### RECORDS PROVIDED

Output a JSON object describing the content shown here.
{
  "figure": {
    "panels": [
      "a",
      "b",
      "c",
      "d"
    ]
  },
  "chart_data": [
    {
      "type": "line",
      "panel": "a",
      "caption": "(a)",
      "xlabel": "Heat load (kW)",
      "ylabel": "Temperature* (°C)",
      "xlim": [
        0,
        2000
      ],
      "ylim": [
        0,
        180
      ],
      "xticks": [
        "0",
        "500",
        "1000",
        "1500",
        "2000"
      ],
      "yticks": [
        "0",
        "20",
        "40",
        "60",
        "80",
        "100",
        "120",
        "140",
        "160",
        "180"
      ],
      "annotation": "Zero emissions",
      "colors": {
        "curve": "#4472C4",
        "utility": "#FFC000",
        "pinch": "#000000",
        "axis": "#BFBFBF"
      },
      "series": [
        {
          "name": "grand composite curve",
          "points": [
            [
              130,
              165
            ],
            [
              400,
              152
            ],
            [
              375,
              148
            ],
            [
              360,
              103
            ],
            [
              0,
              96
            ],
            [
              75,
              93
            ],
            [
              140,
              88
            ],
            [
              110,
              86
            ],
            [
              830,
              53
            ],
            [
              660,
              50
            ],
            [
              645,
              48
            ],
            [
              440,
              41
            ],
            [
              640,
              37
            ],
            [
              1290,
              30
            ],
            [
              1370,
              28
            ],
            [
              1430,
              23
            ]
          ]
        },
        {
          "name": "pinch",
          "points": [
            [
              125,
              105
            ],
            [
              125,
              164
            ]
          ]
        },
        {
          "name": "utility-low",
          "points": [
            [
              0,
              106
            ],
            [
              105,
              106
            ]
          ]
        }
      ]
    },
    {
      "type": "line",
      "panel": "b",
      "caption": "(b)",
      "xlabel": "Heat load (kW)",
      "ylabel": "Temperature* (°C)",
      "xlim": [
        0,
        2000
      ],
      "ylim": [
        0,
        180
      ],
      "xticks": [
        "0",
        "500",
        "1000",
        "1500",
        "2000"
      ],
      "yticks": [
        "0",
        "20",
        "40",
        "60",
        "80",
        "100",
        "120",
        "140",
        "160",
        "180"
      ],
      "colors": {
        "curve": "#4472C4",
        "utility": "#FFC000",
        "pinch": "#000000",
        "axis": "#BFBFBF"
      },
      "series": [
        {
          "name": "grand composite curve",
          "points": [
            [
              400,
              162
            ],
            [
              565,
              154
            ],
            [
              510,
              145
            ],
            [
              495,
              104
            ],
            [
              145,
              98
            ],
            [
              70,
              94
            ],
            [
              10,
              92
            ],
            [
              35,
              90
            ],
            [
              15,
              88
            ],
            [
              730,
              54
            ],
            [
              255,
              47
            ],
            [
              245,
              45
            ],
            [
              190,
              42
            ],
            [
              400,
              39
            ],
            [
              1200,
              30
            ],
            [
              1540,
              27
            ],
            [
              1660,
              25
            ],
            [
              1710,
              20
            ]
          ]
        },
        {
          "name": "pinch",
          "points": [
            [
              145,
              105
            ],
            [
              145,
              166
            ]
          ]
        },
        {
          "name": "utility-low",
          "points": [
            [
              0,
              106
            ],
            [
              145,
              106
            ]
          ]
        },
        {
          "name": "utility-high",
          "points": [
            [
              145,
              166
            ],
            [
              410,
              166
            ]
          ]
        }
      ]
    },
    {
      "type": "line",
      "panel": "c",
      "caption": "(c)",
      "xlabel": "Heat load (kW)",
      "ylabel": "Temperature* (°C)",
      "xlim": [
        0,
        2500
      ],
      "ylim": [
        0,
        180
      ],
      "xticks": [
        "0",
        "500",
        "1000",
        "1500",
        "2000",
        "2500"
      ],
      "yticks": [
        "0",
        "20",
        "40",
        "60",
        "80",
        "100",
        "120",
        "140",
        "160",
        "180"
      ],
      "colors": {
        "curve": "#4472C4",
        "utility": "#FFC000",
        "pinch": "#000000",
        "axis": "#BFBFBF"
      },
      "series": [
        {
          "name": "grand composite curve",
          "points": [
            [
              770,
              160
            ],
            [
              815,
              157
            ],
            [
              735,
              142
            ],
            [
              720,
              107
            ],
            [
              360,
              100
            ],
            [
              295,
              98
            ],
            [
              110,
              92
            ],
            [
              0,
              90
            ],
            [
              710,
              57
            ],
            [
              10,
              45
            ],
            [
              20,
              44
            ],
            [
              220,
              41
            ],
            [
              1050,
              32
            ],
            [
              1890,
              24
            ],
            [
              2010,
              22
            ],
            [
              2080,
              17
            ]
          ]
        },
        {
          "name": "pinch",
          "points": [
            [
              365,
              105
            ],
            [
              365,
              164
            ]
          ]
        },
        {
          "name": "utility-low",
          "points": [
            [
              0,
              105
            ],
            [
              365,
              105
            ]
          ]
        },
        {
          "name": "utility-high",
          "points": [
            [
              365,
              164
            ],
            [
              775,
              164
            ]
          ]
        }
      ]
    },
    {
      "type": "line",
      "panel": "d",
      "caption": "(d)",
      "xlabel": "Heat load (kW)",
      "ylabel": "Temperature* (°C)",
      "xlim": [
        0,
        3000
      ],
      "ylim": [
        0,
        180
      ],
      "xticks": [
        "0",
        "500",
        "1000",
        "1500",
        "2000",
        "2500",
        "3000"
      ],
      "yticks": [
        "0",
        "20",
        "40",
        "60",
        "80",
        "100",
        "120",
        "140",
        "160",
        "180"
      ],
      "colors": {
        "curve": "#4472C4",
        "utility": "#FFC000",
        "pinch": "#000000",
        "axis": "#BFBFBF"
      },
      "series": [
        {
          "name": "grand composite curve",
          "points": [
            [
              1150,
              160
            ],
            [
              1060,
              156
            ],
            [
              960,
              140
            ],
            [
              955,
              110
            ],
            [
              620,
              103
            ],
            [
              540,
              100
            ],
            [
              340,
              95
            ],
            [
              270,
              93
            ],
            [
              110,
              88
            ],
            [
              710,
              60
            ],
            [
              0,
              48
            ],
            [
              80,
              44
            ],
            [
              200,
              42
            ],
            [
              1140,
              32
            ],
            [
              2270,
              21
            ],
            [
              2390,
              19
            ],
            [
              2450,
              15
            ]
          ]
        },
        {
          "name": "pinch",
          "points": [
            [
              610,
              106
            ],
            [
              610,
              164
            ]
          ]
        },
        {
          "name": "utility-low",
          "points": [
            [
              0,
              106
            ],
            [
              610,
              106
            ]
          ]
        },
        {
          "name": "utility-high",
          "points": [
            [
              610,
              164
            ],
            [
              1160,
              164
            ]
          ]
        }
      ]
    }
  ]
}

######

**TASK TO COMPLETE**
Write the material out again in its entirety, exactly as shown.

**RESPONSE TO THIS TASK**
Output a JSON object describing the content shown here.
{
  "figure": {
    "panels": [
      "a",
      "b",
      "c",
      "d"
    ]
  },
  "chart_data": [
    {
      "type": "line",
      "panel": "a",
      "caption": "(a)",
      "xlabel": "Heat load (kW)",
      "ylabel": "Temperature* (°C)",
      "xlim": [
        0,
        2000
      ],
      "ylim": [
        0,
        180
      ],
      "xticks": [
        "0",
        "500",
        "1000",
        "1500",
        "2000"
      ],
      "yticks": [
        "0",
        "20",
        "40",
        "60",
        "80",
        "100",
        "120",
        "140",
        "160",
        "180"
      ],
      "annotation": "Zero emissions",
      "colors": {
        "curve": "#4472C4",
        "utility": "#FFC000",
        "pinch": "#000000",
        "axis": "#BFBFBF"
      },
      "series": [
        {
          "name": "grand composite curve",
          "points": [
            [
              130,
              165
            ],
            [
              400,
              152
            ],
            [
              375,
              148
            ],
            [
              360,
              103
            ],
            [
              0,
              96
            ],
            [
              75,
              93
            ],
            [
              140,
              88
            ],
            [
              110,
              86
            ],
            [
              830,
              53
            ],
            [
              660,
              50
            ],
            [
              645,
              48
            ],
            [
              440,
              41
            ],
            [
              640,
              37
            ],
            [
              1290,
              30
            ],
            [
              1370,
              28
            ],
            [
              1430,
              23
            ]
          ]
        },
        {
          "name": "pinch",
          "points": [
            [
              125,
              105
            ],
            [
              125,
              164
            ]
          ]
        },
        {
          "name": "utility-low",
          "points": [
            [
              0,
              106
            ],
            [
              105,
              106
            ]
          ]
        }
      ]
    },
    {
      "type": "line",
      "panel": "b",
      "caption": "(b)",
      "xlabel": "Heat load (kW)",
      "ylabel": "Temperature* (°C)",
      "xlim": [
        0,
        2000
      ],
      "ylim": [
        0,
        180
      ],
      "xticks": [
        "0",
        "500",
        "1000",
        "1500",
        "2000"
      ],
      "yticks": [
        "0",
        "20",
        "40",
        "60",
        "80",
        "100",
        "120",
        "140",
        "160",
        "180"
      ],
      "colors": {
        "curve": "#4472C4",
        "utility": "#FFC000",
        "pinch": "#000000",
        "axis": "#BFBFBF"
      },
      "series": [
        {
          "name": "grand composite curve",
          "points": [
            [
              400,
              162
            ],
            [
              565,
              154
            ],
            [
              510,
              145
            ],
            [
              495,
              104
            ],
            [
              145,
              98
            ],
            [
              70,
              94
            ],
            [
              10,
              92
            ],
            [
              35,
              90
            ],
            [
              15,
              88
            ],
            [
              730,
              54
            ],
            [
              255,
              47
            ],
            [
              245,
              45
            ],
            [
              190,
              42
            ],
            [
              400,
              39
            ],
            [
              1200,
              30
            ],
            [
              1540,
              27
            ],
            [
              1660,
              25
            ],
            [
              1710,
              20
            ]
          ]
        },
        {
          "name": "pinch",
          "points": [
            [
              145,
              105
            ],
            [
              145,
              166
            ]
          ]
        },
        {
          "name": "utility-low",
          "points": [
            [
              0,
              106
            ],
            [
              145,
              106
            ]
          ]
        },
        {
          "name": "utility-high",
          "points": [
            [
              145,
              166
            ],
            [
              410,
              166
            ]
          ]
        }
      ]
    },
    {
      "type": "line",
      "panel": "c",
      "caption": "(c)",
      "xlabel": "Heat load (kW)",
      "ylabel": "Temperature* (°C)",
      "xlim": [
        0,
        2500
      ],
      "ylim": [
        0,
        180
      ],
      "xticks": [
        "0",
        "500",
        "1000",
        "1500",
        "2000",
        "2500"
      ],
      "yticks": [
        "0",
        "20",
        "40",
        "60",
        "80",
        "100",
        "120",
        "140",
        "160",
        "180"
      ],
      "colors": {
        "curve": "#4472C4",
        "utility": "#FFC000",
        "pinch": "#000000",
        "axis": "#BFBFBF"
      },
      "series": [
        {
          "name": "grand composite curve",
          "points": [
            [
              770,
              160
            ],
            [
              815,
              157
            ],
            [
              735,
              142
            ],
            [
              720,
              107
            ],
            [
              360,
              100
            ],
            [
              295,
              98
            ],
            [
              110,
              92
            ],
            [
              0,
              90
            ],
            [
              710,
              57
            ],
            [
              10,
              45
            ],
            [
              20,
              44
            ],
            [
              220,
              41
            ],
            [
              1050,
              32
            ],
            [
              1890,
              24
            ],
            [
              2010,
              22
            ],
            [
              2080,
              17
            ]
          ]
        },
        {
          "name": "pinch",
          "points": [
            [
              365,
              105
            ],
            [
              365,
              164
            ]
          ]
        },
        {
          "name": "utility-low",
          "points": [
            [
              0,
              105
            ],
            [
              365,
              105
            ]
          ]
        },
        {
          "name": "utility-high",
          "points": [
            [
              365,
              164
            ],
            [
              775,
              164
            ]
          ]
        }
      ]
    },
    {
      "type": "line",
      "panel": "d",
      "caption": "(d)",
      "xlabel": "Heat load (kW)",
      "ylabel": "Temperature* (°C)",
      "xlim": [
        0,
        3000
      ],
      "ylim": [
        0,
        180
      ],
      "xticks": [
        "0",
        "500",
        "1000",
        "1500",
        "2000",
        "2500",
        "3000"
      ],
      "yticks": [
        "0",
        "20",
        "40",
        "60",
        "80",
        "100",
        "120",
        "140",
        "160",
        "180"
      ],
      "colors": {
        "curve": "#4472C4",
        "utility": "#FFC000",
        "pinch": "#000000",
        "axis": "#BFBFBF"
      },
      "series": [
        {
          "name": "grand composite curve",
          "points": [
            [
              1150,
              160
            ],
            [
              1060,
              156
            ],
            [
              960,
              140
            ],
            [
              955,
              110
            ],
            [
              620,
              103
            ],
            [
              540,
              100
            ],
            [
              340,
              95
            ],
            [
              270,
              93
            ],
            [
              110,
              88
            ],
            [
              710,
              60
            ],
            [
              0,
              48
            ],
            [
              80,
              44
            ],
            [
              200,
              42
            ],
            [
              1140,
              32
            ],
            [
              2270,
              21
            ],
            [
              2390,
              19
            ],
            [
              2450,
              15
            ]
          ]
        },
        {
          "name": "pinch",
          "points": [
            [
              610,
              106
            ],
            [
              610,
              164
            ]
          ]
        },
        {
          "name": "utility-low",
          "points": [
            [
              0,
              106
            ],
            [
              610,
              106
            ]
          ]
        },
        {
          "name": "utility-high",
          "points": [
            [
              610,
              164
            ],
            [
              1160,
              164
            ]
          ]
        }
      ]
    }
  ]
}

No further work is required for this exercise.